### INSTRUCTIONS FOR THE TASK
Continue the construction steps for three non-intersecting circles, two inside the third, starting right after the last step shown.

---------- EXCERPT PROVIDED ----------

Three Non-Intersecting Circles, Two Inside the Third
Number of solutions: 8
GeoGebra construction
Steps
- We first find the centers of circles tangent to one pair of the given circles. The centers of the solution circles lie on a pair of hyperbolas. The foci of the hyperbolas are the centers of the given circles. To construct them, we need at least one point on each hyperbola. We draw a line passing through the centers of the given circles and find its intersections with the circles. The midpoints of the segments defined by these intersections are the vertices of the hyperbolas.
- We draw the hyperbolas with foci at the centers of the given circles and passing through the identified vertices.
- Next, we find all centers of circles tangent to another pair of given circles. This time, the centers of the solution circles lie on a pair of ellipses. The foci of the ellipses are the centers of the given circles. To construct them, we again need at least one point on each ellipse. We draw a line passing through the centers of the given circles and find its intersections with the circles. The midpoints of the segments defined by these intersections are the vertices of the ellipses.
- We draw the ellipses with foci at the centers of the given circles and passing through the identified vertices.
- The centers of the solution circles lie at the intersections of the constructed hyperbolas and ellipses. However, not every intersection of these curves is the center of a solution circle — only those for which the type of tangency (external or internal) to the common circle matches on both curves.
- The problem has eight solutions.
GeoGebra construction
Steps
- To solve the problem, we use dilation in which the smallest circle is always reduced to a point. First, we look for the two solutions that are externally tangent to both of the smaller circles. If we imagine these two solutions and imagine shrinking the smallest given circle to its center, the solutions will expand. The remaining two circles must adjust their sizes to remain in contact with the solutions. The largest circle must be enlarged by the radius of the smallest circle, and the middle circle must be reduced by the radius of the given circle. In this way, we transform the problem into a circle–circle–point problem.
- We will solve the transformed problem using circle inversion. As the center of the inversion circle, we choose the center of the smallest circle. We can use the given circle itself as the inversion circle. The construction in the inverted image will be rather small, but we have access to zoom. We invert the two dilated circles.
- The center of the smallest circle is mapped to infinity in the inversion. Therefore, the solutions of the problem are mapped as common tangents of the transformed circles.
- We invert the found tangents back.

---------- GIVEN DATA ----------

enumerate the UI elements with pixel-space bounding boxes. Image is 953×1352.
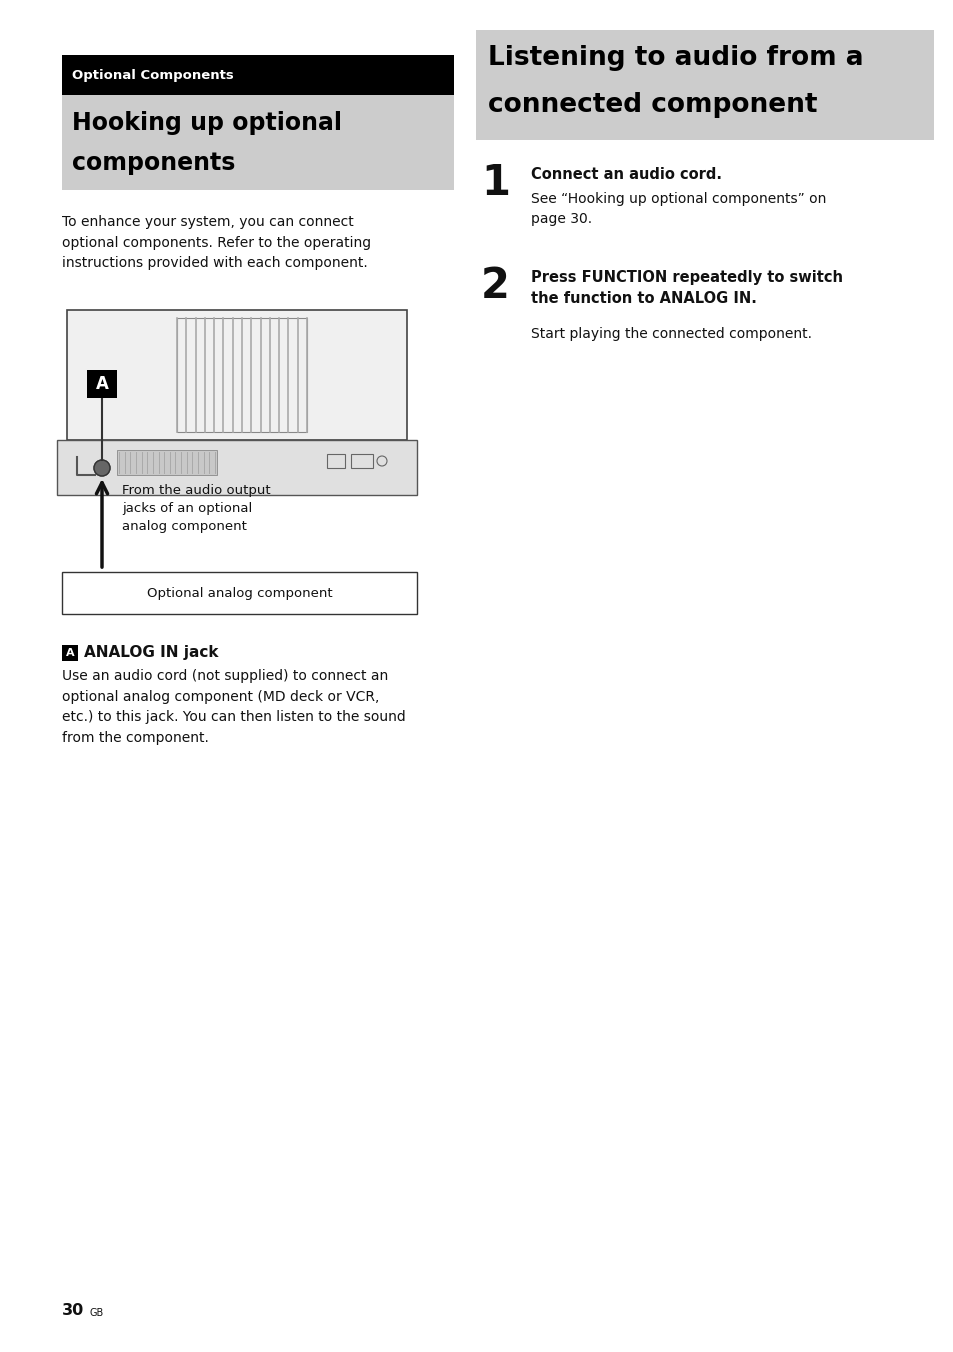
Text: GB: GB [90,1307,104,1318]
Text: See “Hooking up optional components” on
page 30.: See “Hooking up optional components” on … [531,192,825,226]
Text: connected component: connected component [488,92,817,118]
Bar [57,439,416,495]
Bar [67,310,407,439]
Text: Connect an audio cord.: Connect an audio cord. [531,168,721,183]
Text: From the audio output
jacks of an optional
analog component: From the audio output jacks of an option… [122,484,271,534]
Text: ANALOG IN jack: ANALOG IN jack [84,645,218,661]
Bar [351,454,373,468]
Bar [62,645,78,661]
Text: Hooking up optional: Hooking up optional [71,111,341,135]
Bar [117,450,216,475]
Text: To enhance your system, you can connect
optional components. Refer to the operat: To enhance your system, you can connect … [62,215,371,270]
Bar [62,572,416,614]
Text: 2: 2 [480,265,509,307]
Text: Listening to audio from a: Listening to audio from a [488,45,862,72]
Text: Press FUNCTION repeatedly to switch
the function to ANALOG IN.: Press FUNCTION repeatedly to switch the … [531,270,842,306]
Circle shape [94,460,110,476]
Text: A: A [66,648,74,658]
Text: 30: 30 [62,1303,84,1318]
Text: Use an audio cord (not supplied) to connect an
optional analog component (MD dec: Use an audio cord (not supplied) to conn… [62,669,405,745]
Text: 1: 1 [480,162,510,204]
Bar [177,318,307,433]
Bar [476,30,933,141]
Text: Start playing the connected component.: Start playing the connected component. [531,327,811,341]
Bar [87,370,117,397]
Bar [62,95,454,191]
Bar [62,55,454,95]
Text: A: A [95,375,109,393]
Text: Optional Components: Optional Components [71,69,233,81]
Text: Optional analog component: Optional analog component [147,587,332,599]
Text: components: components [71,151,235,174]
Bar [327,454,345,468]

----------

### RESPONSE TO THIS TASK
- We observe that the resulting circles are tangent to the dilated circles and pass through the center of the smallest given circle. They solve the transformed problem. However, after inverse dilation, only two of these circles correspond to solutions of the original problem.
- We dilate the selected circles by the radius of the smallest given circle. We have found the first two solutions to the problem.
- Next, we look for circles that are internally tangent to the smallest given circle and externally tangent to the middle circle. In this dilation, the middle circle will be enlarged and the largest one will be reduced. As mentioned above, the smallest circle is always reduced to a point.
- We invert the dilated circles.
- We find the common tangents of the transformed circles.
- We invert the tangents back.
- The resulting circles are solutions of the dilated problem.
- We dilate the found solutions back to obtain the solutions of the original problem.
- We now repeat the procedure for the case in which the two larger given circles are reduced in the dilation.
- We invert the dilated circles.
- We find the common tangents of the transformed circles.
- We invert the tangents back.
- The resulting circles are solutions of the dilated problem. After inverse dilation, however, only two of these circles correspond to solutions of the original problem.
- We dilate the selected solutions back to obtain the solutions of the original problem.
- Finally, we repeat the procedure for the case in which the two larger given circles are enlarged in the dilation.
- We invert the dilated circles.
- We find the common tangents of the transformed circles.
- We invert the tangents back.
- The resulting circles are solutions of the dilated problem. After inverse dilation, however, only two of these circles correspond to solutions of the original problem.
- We dilate the selected solutions back to obtain the solutions of the original problem.
- The problem has eight solutions.